----- DATA EXCERPTS

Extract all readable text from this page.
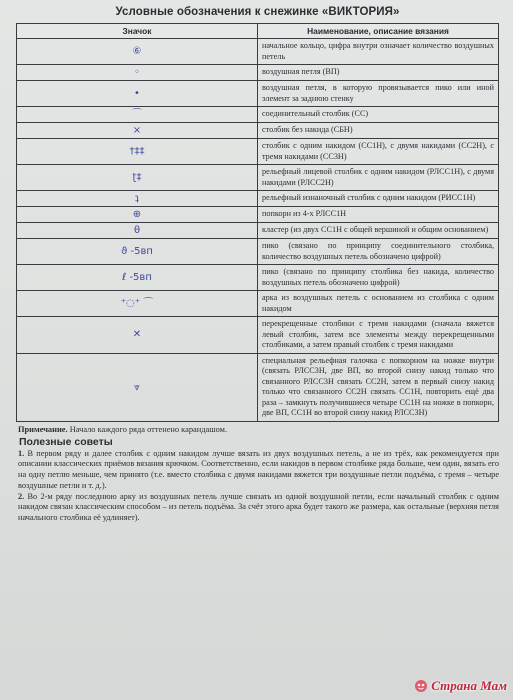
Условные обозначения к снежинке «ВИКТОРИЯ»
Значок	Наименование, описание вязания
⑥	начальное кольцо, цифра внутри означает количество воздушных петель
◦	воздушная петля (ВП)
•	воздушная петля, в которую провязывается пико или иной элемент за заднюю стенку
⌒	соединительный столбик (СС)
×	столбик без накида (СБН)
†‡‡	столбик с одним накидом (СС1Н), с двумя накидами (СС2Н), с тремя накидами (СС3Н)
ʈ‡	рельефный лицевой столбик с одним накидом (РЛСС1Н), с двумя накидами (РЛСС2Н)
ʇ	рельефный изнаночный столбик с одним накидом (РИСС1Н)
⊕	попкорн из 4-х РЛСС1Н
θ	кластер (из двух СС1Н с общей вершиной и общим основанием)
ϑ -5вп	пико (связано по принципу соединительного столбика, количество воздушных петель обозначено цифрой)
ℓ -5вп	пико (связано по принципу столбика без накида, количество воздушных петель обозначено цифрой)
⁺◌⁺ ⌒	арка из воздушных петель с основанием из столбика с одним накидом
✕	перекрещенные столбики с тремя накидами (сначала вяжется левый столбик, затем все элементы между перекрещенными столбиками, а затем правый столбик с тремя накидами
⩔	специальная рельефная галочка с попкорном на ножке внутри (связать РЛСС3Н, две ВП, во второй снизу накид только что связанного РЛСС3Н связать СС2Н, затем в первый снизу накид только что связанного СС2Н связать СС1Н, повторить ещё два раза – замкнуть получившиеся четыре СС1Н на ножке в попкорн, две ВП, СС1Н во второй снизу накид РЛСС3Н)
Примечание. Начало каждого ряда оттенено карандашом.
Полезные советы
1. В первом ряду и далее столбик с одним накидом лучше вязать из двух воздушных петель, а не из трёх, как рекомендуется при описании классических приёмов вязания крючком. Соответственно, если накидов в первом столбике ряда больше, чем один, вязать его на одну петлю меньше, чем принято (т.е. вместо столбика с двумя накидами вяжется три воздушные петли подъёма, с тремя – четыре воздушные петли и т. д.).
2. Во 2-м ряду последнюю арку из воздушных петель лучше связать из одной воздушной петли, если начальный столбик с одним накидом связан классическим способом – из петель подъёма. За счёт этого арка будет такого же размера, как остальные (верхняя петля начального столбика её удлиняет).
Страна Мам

----------

*EXERCISE REQUIREMENTS:*
Quote each record exactly as it stands, minus the pictures.

*CORRECT OUTPUT:*
Extract all readable text from this page.
Условные обозначения к снежинке «ВИКТОРИЯ»
Значок	Наименование, описание вязания
⑥	начальное кольцо, цифра внутри означает количество воздушных петель
◦	воздушная петля (ВП)
•	воздушная петля, в которую провязывается пико или иной элемент за заднюю стенку
⌒	соединительный столбик (СС)
×	столбик без накида (СБН)
†‡‡	столбик с одним накидом (СС1Н), с двумя накидами (СС2Н), с тремя накидами (СС3Н)
ʈ‡	рельефный лицевой столбик с одним накидом (РЛСС1Н), с двумя накидами (РЛСС2Н)
ʇ	рельефный изнаночный столбик с одним накидом (РИСС1Н)
⊕	попкорн из 4-х РЛСС1Н
θ	кластер (из двух СС1Н с общей вершиной и общим основанием)
ϑ -5вп	пико (связано по принципу соединительного столбика, количество воздушных петель обозначено цифрой)
ℓ -5вп	пико (связано по принципу столбика без накида, количество воздушных петель обозначено цифрой)
⁺◌⁺ ⌒	арка из воздушных петель с основанием из столбика с одним накидом
✕	перекрещенные столбики с тремя накидами (сначала вяжется левый столбик, затем все элементы между перекрещенными столбиками, а затем правый столбик с тремя накидами
⩔	специальная рельефная галочка с попкорном на ножке внутри (связать РЛСС3Н, две ВП, во второй снизу накид только что связанного РЛСС3Н связать СС2Н, затем в первый снизу накид только что связанного СС2Н связать СС1Н, повторить ещё два раза – замкнуть получившиеся четыре СС1Н на ножке в попкорн, две ВП, СС1Н во второй снизу накид РЛСС3Н)
Примечание. Начало каждого ряда оттенено карандашом.
Полезные советы
1. В первом ряду и далее столбик с одним накидом лучше вязать из двух воздушных петель, а не из трёх, как рекомендуется при описании классических приёмов вязания крючком. Соответственно, если накидов в первом столбике ряда больше, чем один, вязать его на одну петлю меньше, чем принято (т.е. вместо столбика с двумя накидами вяжется три воздушные петли подъёма, с тремя – четыре воздушные петли и т. д.).
2. Во 2-м ряду последнюю арку из воздушных петель лучше связать из одной воздушной петли, если начальный столбик с одним накидом связан классическим способом – из петель подъёма. За счёт этого арка будет такого же размера, как остальные (верхняя петля начального столбика её удлиняет).
Страна Мам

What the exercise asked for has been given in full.